==== EXERCISE INPUTS

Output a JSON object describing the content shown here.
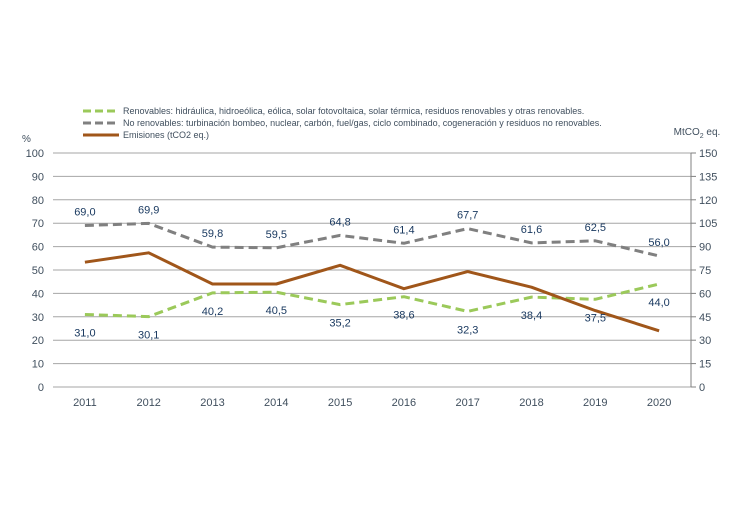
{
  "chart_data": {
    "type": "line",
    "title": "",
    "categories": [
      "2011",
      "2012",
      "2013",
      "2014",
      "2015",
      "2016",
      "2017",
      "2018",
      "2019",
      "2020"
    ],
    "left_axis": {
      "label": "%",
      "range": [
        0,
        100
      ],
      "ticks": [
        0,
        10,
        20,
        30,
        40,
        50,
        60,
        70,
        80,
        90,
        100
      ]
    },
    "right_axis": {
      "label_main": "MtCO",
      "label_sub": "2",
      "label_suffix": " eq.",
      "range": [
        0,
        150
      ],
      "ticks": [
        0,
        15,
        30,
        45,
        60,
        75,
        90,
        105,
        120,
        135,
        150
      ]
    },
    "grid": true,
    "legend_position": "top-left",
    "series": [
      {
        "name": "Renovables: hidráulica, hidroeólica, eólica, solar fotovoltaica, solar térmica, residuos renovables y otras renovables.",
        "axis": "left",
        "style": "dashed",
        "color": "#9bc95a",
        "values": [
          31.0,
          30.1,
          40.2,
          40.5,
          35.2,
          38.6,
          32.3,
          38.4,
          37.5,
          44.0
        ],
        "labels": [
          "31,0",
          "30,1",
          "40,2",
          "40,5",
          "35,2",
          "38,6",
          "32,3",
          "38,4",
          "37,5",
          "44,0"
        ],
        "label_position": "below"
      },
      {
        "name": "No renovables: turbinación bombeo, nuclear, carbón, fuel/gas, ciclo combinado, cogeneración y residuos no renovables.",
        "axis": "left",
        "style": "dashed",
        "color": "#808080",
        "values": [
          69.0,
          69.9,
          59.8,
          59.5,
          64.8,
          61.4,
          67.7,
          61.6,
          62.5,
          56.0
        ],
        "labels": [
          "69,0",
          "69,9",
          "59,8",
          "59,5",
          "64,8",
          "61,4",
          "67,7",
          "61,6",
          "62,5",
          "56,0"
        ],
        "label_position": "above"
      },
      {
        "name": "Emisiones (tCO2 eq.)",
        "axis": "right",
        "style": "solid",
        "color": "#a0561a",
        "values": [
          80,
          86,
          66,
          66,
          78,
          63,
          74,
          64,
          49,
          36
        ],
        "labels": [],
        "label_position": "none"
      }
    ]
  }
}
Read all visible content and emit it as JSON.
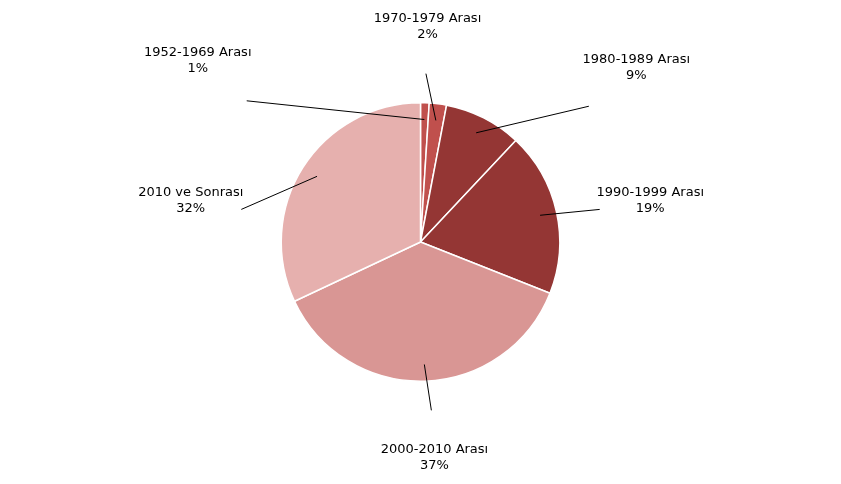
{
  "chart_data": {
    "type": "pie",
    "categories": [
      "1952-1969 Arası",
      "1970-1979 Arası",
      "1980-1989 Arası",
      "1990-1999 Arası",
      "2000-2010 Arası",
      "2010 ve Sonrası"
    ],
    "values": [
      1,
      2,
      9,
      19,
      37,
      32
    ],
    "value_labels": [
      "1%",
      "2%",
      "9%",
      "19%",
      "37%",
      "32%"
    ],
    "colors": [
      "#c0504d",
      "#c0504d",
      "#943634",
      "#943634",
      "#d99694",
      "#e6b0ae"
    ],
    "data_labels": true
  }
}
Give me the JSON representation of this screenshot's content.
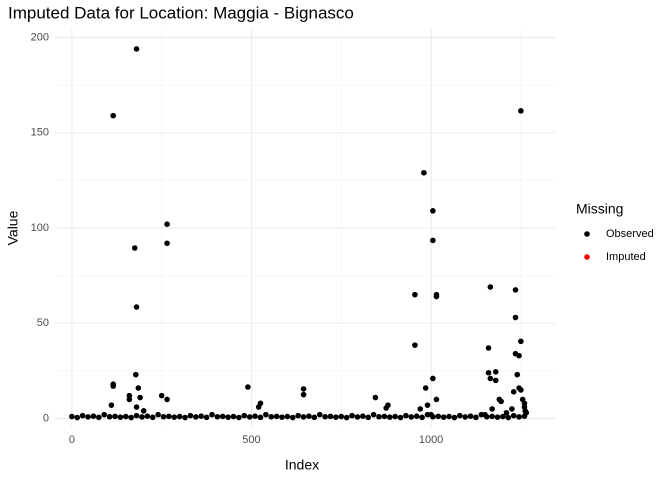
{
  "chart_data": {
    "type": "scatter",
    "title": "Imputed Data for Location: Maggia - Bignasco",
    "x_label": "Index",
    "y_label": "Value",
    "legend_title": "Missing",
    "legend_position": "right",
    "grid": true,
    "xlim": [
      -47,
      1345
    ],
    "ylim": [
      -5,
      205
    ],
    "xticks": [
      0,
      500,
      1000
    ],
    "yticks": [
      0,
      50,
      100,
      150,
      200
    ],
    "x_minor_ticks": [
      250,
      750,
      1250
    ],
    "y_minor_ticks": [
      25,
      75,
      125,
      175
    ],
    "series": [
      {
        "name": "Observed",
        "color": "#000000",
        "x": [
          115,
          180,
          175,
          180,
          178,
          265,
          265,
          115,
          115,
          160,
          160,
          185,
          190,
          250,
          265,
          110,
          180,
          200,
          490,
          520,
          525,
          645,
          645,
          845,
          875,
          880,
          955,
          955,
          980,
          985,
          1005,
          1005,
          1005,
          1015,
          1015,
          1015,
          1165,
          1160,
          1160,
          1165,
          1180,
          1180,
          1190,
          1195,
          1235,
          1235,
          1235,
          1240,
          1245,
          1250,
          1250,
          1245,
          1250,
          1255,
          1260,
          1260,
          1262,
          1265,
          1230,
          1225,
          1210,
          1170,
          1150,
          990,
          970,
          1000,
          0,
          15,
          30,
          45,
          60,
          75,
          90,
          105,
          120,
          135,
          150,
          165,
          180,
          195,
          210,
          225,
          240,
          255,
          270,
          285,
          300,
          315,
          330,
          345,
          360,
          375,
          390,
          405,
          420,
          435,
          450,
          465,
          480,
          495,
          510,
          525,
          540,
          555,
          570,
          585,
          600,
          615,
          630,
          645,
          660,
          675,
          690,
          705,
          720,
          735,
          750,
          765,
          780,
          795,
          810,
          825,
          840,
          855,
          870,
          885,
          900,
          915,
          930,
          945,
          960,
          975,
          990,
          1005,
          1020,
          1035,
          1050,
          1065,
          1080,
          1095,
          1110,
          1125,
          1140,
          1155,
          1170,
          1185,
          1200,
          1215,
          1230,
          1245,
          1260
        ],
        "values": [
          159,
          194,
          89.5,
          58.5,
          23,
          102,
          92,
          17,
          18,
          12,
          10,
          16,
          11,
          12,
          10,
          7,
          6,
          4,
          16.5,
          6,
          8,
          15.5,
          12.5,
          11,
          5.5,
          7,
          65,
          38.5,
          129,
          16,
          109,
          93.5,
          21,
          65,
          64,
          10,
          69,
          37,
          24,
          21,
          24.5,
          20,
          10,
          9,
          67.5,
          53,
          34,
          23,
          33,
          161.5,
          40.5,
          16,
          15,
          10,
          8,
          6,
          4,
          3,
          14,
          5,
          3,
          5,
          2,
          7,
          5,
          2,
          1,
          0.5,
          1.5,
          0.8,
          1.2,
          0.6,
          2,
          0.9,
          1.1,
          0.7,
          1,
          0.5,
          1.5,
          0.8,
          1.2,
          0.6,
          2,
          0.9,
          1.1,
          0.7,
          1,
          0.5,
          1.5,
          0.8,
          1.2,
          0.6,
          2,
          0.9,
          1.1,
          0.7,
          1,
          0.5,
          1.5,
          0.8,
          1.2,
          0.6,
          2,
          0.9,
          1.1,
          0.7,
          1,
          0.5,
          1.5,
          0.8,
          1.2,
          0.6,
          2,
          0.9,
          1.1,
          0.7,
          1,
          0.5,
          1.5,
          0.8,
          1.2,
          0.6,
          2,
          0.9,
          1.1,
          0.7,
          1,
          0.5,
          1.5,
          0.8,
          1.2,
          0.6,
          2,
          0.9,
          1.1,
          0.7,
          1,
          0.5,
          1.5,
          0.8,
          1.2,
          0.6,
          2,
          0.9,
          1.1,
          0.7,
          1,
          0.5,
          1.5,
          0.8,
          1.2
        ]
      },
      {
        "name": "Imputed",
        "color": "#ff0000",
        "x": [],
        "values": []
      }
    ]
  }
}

========

§ YOUR GOAL
Reproduce each entry verbatim, excluding any embedded images.

§ SOLUTION
Output a JSON object describing the content shown here.
{
  "chart_data": {
    "type": "line",
    "title": "",
    "categories": [
      "2011",
      "2012",
      "2013",
      "2014",
      "2015",
      "2016",
      "2017",
      "2018",
      "2019",
      "2020"
    ],
    "left_axis": {
      "label": "%",
      "range": [
        0,
        100
      ],
      "ticks": [
        0,
        10,
        20,
        30,
        40,
        50,
        60,
        70,
        80,
        90,
        100
      ]
    },
    "right_axis": {
      "label_main": "MtCO",
      "label_sub": "2",
      "label_suffix": " eq.",
      "range": [
        0,
        150
      ],
      "ticks": [
        0,
        15,
        30,
        45,
        60,
        75,
        90,
        105,
        120,
        135,
        150
      ]
    },
    "grid": true,
    "legend_position": "top-left",
    "series": [
      {
        "name": "Renovables: hidráulica, hidroeólica, eólica, solar fotovoltaica, solar térmica, residuos renovables y otras renovables.",
        "axis": "left",
        "style": "dashed",
        "color": "#9bc95a",
        "values": [
          31.0,
          30.1,
          40.2,
          40.5,
          35.2,
          38.6,
          32.3,
          38.4,
          37.5,
          44.0
        ],
        "labels": [
          "31,0",
          "30,1",
          "40,2",
          "40,5",
          "35,2",
          "38,6",
          "32,3",
          "38,4",
          "37,5",
          "44,0"
        ],
        "label_position": "below"
      },
      {
        "name": "No renovables: turbinación bombeo, nuclear, carbón, fuel/gas, ciclo combinado, cogeneración y residuos no renovables.",
        "axis": "left",
        "style": "dashed",
        "color": "#808080",
        "values": [
          69.0,
          69.9,
          59.8,
          59.5,
          64.8,
          61.4,
          67.7,
          61.6,
          62.5,
          56.0
        ],
        "labels": [
          "69,0",
          "69,9",
          "59,8",
          "59,5",
          "64,8",
          "61,4",
          "67,7",
          "61,6",
          "62,5",
          "56,0"
        ],
        "label_position": "above"
      },
      {
        "name": "Emisiones (tCO2 eq.)",
        "axis": "right",
        "style": "solid",
        "color": "#a0561a",
        "values": [
          80,
          86,
          66,
          66,
          78,
          63,
          74,
          64,
          49,
          36
        ],
        "labels": [],
        "label_position": "none"
      }
    ]
  }
}
Read all visible content and emit it as JSON.
{
  "chart_data": {
    "type": "pie",
    "categories": [
      "1952-1969 Arası",
      "1970-1979 Arası",
      "1980-1989 Arası",
      "1990-1999 Arası",
      "2000-2010 Arası",
      "2010 ve Sonrası"
    ],
    "values": [
      1,
      2,
      9,
      19,
      37,
      32
    ],
    "value_labels": [
      "1%",
      "2%",
      "9%",
      "19%",
      "37%",
      "32%"
    ],
    "colors": [
      "#c0504d",
      "#c0504d",
      "#943634",
      "#943634",
      "#d99694",
      "#e6b0ae"
    ],
    "data_labels": true
  }
}
Give me the JSON representation of this screenshot's content.
{
  "chart_data": {
    "type": "scatter",
    "title": "Imputed Data for Location: Maggia - Bignasco",
    "x_label": "Index",
    "y_label": "Value",
    "legend_title": "Missing",
    "legend_position": "right",
    "grid": true,
    "xlim": [
      -47,
      1345
    ],
    "ylim": [
      -5,
      205
    ],
    "xticks": [
      0,
      500,
      1000
    ],
    "yticks": [
      0,
      50,
      100,
      150,
      200
    ],
    "x_minor_ticks": [
      250,
      750,
      1250
    ],
    "y_minor_ticks": [
      25,
      75,
      125,
      175
    ],
    "series": [
      {
        "name": "Observed",
        "color": "#000000",
        "x": [
          115,
          180,
          175,
          180,
          178,
          265,
          265,
          115,
          115,
          160,
          160,
          185,
          190,
          250,
          265,
          110,
          180,
          200,
          490,
          520,
          525,
          645,
          645,
          845,
          875,
          880,
          955,
          955,
          980,
          985,
          1005,
          1005,
          1005,
          1015,
          1015,
          1015,
          1165,
          1160,
          1160,
          1165,
          1180,
          1180,
          1190,
          1195,
          1235,
          1235,
          1235,
          1240,
          1245,
          1250,
          1250,
          1245,
          1250,
          1255,
          1260,
          1260,
          1262,
          1265,
          1230,
          1225,
          1210,
          1170,
          1150,
          990,
          970,
          1000,
          0,
          15,
          30,
          45,
          60,
          75,
          90,
          105,
          120,
          135,
          150,
          165,
          180,
          195,
          210,
          225,
          240,
          255,
          270,
          285,
          300,
          315,
          330,
          345,
          360,
          375,
          390,
          405,
          420,
          435,
          450,
          465,
          480,
          495,
          510,
          525,
          540,
          555,
          570,
          585,
          600,
          615,
          630,
          645,
          660,
          675,
          690,
          705,
          720,
          735,
          750,
          765,
          780,
          795,
          810,
          825,
          840,
          855,
          870,
          885,
          900,
          915,
          930,
          945,
          960,
          975,
          990,
          1005,
          1020,
          1035,
          1050,
          1065,
          1080,
          1095,
          1110,
          1125,
          1140,
          1155,
          1170,
          1185,
          1200,
          1215,
          1230,
          1245,
          1260
        ],
        "values": [
          159,
          194,
          89.5,
          58.5,
          23,
          102,
          92,
          17,
          18,
          12,
          10,
          16,
          11,
          12,
          10,
          7,
          6,
          4,
          16.5,
          6,
          8,
          15.5,
          12.5,
          11,
          5.5,
          7,
          65,
          38.5,
          129,
          16,
          109,
          93.5,
          21,
          65,
          64,
          10,
          69,
          37,
          24,
          21,
          24.5,
          20,
          10,
          9,
          67.5,
          53,
          34,
          23,
          33,
          161.5,
          40.5,
          16,
          15,
          10,
          8,
          6,
          4,
          3,
          14,
          5,
          3,
          5,
          2,
          7,
          5,
          2,
          1,
          0.5,
          1.5,
          0.8,
          1.2,
          0.6,
          2,
          0.9,
          1.1,
          0.7,
          1,
          0.5,
          1.5,
          0.8,
          1.2,
          0.6,
          2,
          0.9,
          1.1,
          0.7,
          1,
          0.5,
          1.5,
          0.8,
          1.2,
          0.6,
          2,
          0.9,
          1.1,
          0.7,
          1,
          0.5,
          1.5,
          0.8,
          1.2,
          0.6,
          2,
          0.9,
          1.1,
          0.7,
          1,
          0.5,
          1.5,
          0.8,
          1.2,
          0.6,
          2,
          0.9,
          1.1,
          0.7,
          1,
          0.5,
          1.5,
          0.8,
          1.2,
          0.6,
          2,
          0.9,
          1.1,
          0.7,
          1,
          0.5,
          1.5,
          0.8,
          1.2,
          0.6,
          2,
          0.9,
          1.1,
          0.7,
          1,
          0.5,
          1.5,
          0.8,
          1.2,
          0.6,
          2,
          0.9,
          1.1,
          0.7,
          1,
          0.5,
          1.5,
          0.8,
          1.2
        ]
      },
      {
        "name": "Imputed",
        "color": "#ff0000",
        "x": [],
        "values": []
      }
    ]
  }
}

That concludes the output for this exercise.